Items from a dataset
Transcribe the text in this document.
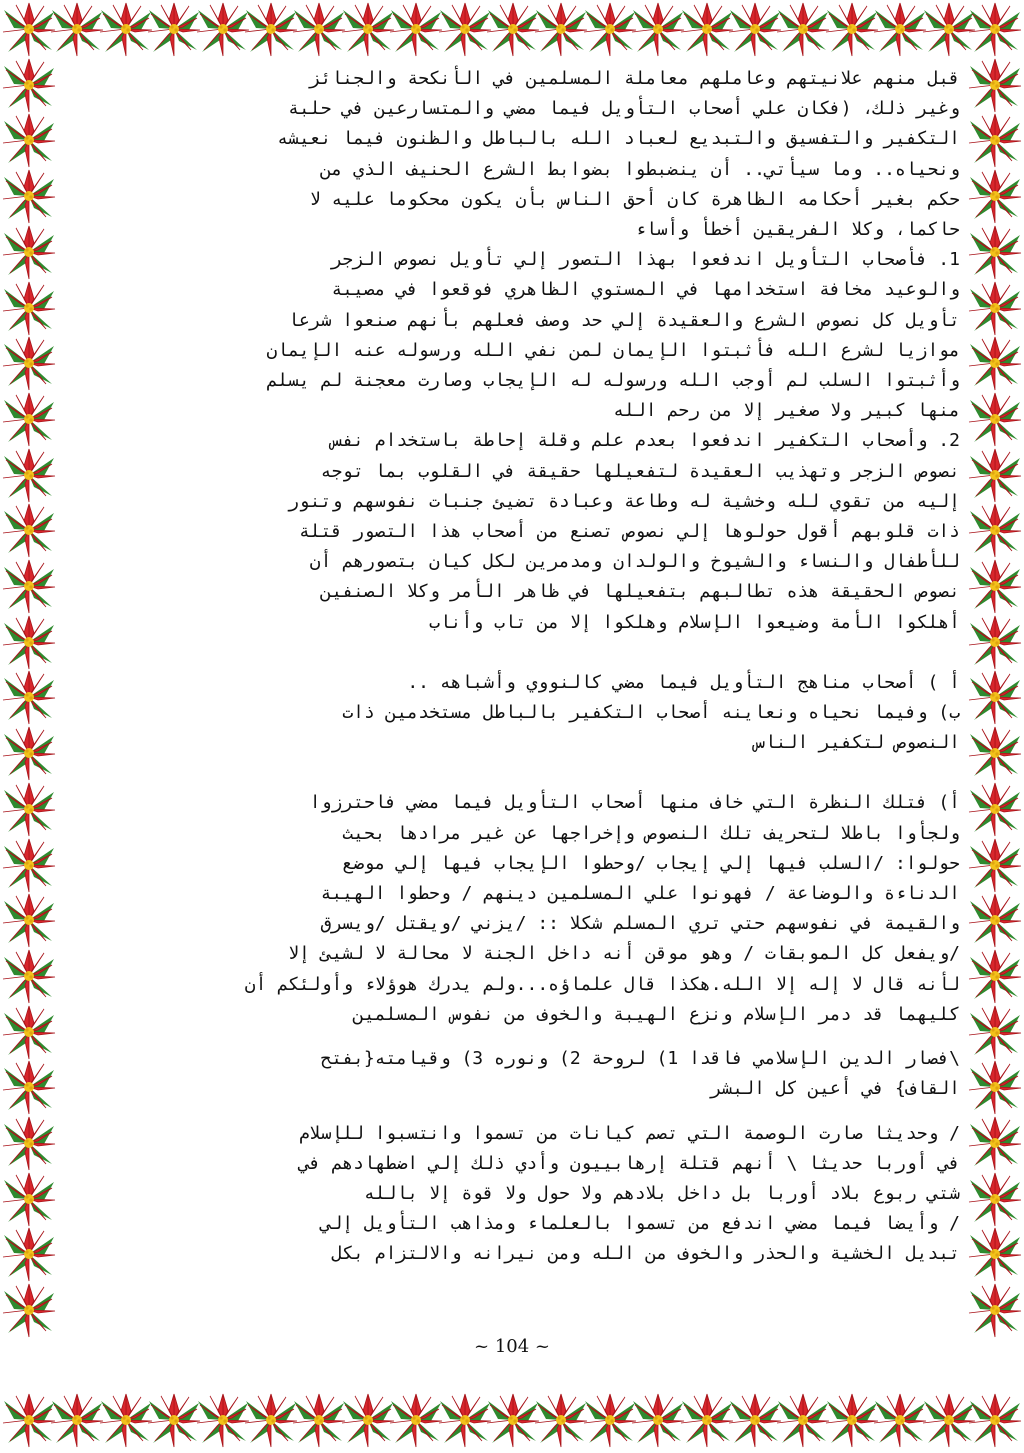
قبل منهم علانيتهم وعاملهم معاملة المسلمين في الأنكحة والجنائز

وغير ذلك، (فكان علي أصحاب التأويل فيما مضي والمتسارعين في حلبة

التكفير والتفسيق والتبديع لعباد الله بالباطل والظنون فيما نعيشه

ونحياه.. وما سيأتي.. أن ينضبطوا بضوابط الشرع الحنيف الذي من

حكم بغير أحكامه الظاهرة كان أحق الناس بأن يكون محكوما عليه لا

حاكما، وكلا الفريقين أخطأ وأساء

1. فأصحاب التأويل اندفعوا بهذا التصور إلي تأويل نصوص الزجر

والوعيد مخافة استخدامها في المستوي الظاهري فوقعوا في مصيبة

تأويل كل نصوص الشرع والعقيدة إلي حد وصف فعلهم بأنهم صنعوا شرعا

موازيا لشرع الله فأثبتوا الإيمان لمن نفي الله ورسوله عنه الإيمان

وأثبتوا السلب لم أوجب الله ورسوله له الإيجاب وصارت معجنة لم يسلم

منها كبير ولا صغير إلا من رحم الله

2. وأصحاب التكفير اندفعوا بعدم علم وقلة إحاطة باستخدام نفس

نصوص الزجر وتهذيب العقيدة لتفعيلها حقيقة في القلوب بما توجه

إليه من تقوي لله وخشية له وطاعة وعبادة تضيئ جنبات نفوسهم وتنور

ذات قلوبهم أقول حولوها إلي نصوص تصنع من أصحاب هذا التصور قتلة

للأطفال والنساء والشيوخ والولدان ومدمرين لكل كيان بتصورهم أن

نصوص الحقيقة هذه تطالبهم بتفعيلها في ظاهر الأمر وكلا الصنفين

أهلكوا الأمة وضيعوا الإسلام وهلكوا إلا من تاب وأناب

أ ) أصحاب مناهج التأويل فيما مضي كالنووي وأشباهه ..

ب) وفيما نحياه ونعاينه أصحاب التكفير بالباطل مستخدمين ذات

النصوص لتكفير الناس

أ) فتلك النظرة التي خاف منها أصحاب التأويل فيما مضي فاحترزوا

ولجأوا باطلا لتحريف تلك النصوص وإخراجها عن غير مرادها بحيث

حولوا: /السلب فيها إلي إيجاب /وحطوا الإيجاب فيها إلي موضع

الدناءة والوضاعة / فهونوا علي المسلمين دينهم / وحطوا الهيبة

والقيمة في نفوسهم حتي تري المسلم شكلا :: /يزني /ويقتل /ويسرق

/ويفعل كل الموبقات / وهو موقن أنه داخل الجنة لا محالة لا لشيئ إلا

لأنه قال لا إله إلا الله.هكذا قال علماؤه...ولم يدرك هوؤلاء وأولئكم أن

كليهما قد دمر الإسلام ونزع الهيبة والخوف من نفوس المسلمين

\فصار الدين الإسلامي فاقدا 1) لروحة 2) ونوره 3) وقيامته{بفتح

القاف} في أعين كل البشر

/ وحديثا صارت الوصمة التي تصم كيانات من تسموا وانتسبوا للإسلام

في أوربا حديثا \ أنهم قتلة إرهابييون وأدي ذلك إلي اضطهادهم في

شتي ربوع بلاد أوربا بل داخل بلادهم ولا حول ولا قوة إلا بالله

/ وأيضا فيما مضي اندفع من تسموا بالعلماء ومذاهب التأويل إلي

تبديل الخشية والحذر والخوف من الله ومن نيرانه والالتزام بكل

~ 104 ~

Requirement:
Go through the entries above and output them exactly, without pictures.

Full response:
Transcribe the text in this document.
قبل منهم علانيتهم وعاملهم معاملة المسلمين في الأنكحة والجنائز

وغير ذلك، (فكان علي أصحاب التأويل فيما مضي والمتسارعين في حلبة

التكفير والتفسيق والتبديع لعباد الله بالباطل والظنون فيما نعيشه

ونحياه.. وما سيأتي.. أن ينضبطوا بضوابط الشرع الحنيف الذي من

حكم بغير أحكامه الظاهرة كان أحق الناس بأن يكون محكوما عليه لا

حاكما، وكلا الفريقين أخطأ وأساء

1. فأصحاب التأويل اندفعوا بهذا التصور إلي تأويل نصوص الزجر

والوعيد مخافة استخدامها في المستوي الظاهري فوقعوا في مصيبة

تأويل كل نصوص الشرع والعقيدة إلي حد وصف فعلهم بأنهم صنعوا شرعا

موازيا لشرع الله فأثبتوا الإيمان لمن نفي الله ورسوله عنه الإيمان

وأثبتوا السلب لم أوجب الله ورسوله له الإيجاب وصارت معجنة لم يسلم

منها كبير ولا صغير إلا من رحم الله

2. وأصحاب التكفير اندفعوا بعدم علم وقلة إحاطة باستخدام نفس

نصوص الزجر وتهذيب العقيدة لتفعيلها حقيقة في القلوب بما توجه

إليه من تقوي لله وخشية له وطاعة وعبادة تضيئ جنبات نفوسهم وتنور

ذات قلوبهم أقول حولوها إلي نصوص تصنع من أصحاب هذا التصور قتلة

للأطفال والنساء والشيوخ والولدان ومدمرين لكل كيان بتصورهم أن

نصوص الحقيقة هذه تطالبهم بتفعيلها في ظاهر الأمر وكلا الصنفين

أهلكوا الأمة وضيعوا الإسلام وهلكوا إلا من تاب وأناب

أ ) أصحاب مناهج التأويل فيما مضي كالنووي وأشباهه ..

ب) وفيما نحياه ونعاينه أصحاب التكفير بالباطل مستخدمين ذات

النصوص لتكفير الناس

أ) فتلك النظرة التي خاف منها أصحاب التأويل فيما مضي فاحترزوا

ولجأوا باطلا لتحريف تلك النصوص وإخراجها عن غير مرادها بحيث

حولوا: /السلب فيها إلي إيجاب /وحطوا الإيجاب فيها إلي موضع

الدناءة والوضاعة / فهونوا علي المسلمين دينهم / وحطوا الهيبة

والقيمة في نفوسهم حتي تري المسلم شكلا :: /يزني /ويقتل /ويسرق

/ويفعل كل الموبقات / وهو موقن أنه داخل الجنة لا محالة لا لشيئ إلا

لأنه قال لا إله إلا الله.هكذا قال علماؤه...ولم يدرك هوؤلاء وأولئكم أن

كليهما قد دمر الإسلام ونزع الهيبة والخوف من نفوس المسلمين

\فصار الدين الإسلامي فاقدا 1) لروحة 2) ونوره 3) وقيامته{بفتح

القاف} في أعين كل البشر

/ وحديثا صارت الوصمة التي تصم كيانات من تسموا وانتسبوا للإسلام

في أوربا حديثا \ أنهم قتلة إرهابييون وأدي ذلك إلي اضطهادهم في

شتي ربوع بلاد أوربا بل داخل بلادهم ولا حول ولا قوة إلا بالله

/ وأيضا فيما مضي اندفع من تسموا بالعلماء ومذاهب التأويل إلي

تبديل الخشية والحذر والخوف من الله ومن نيرانه والالتزام بكل

~ 104 ~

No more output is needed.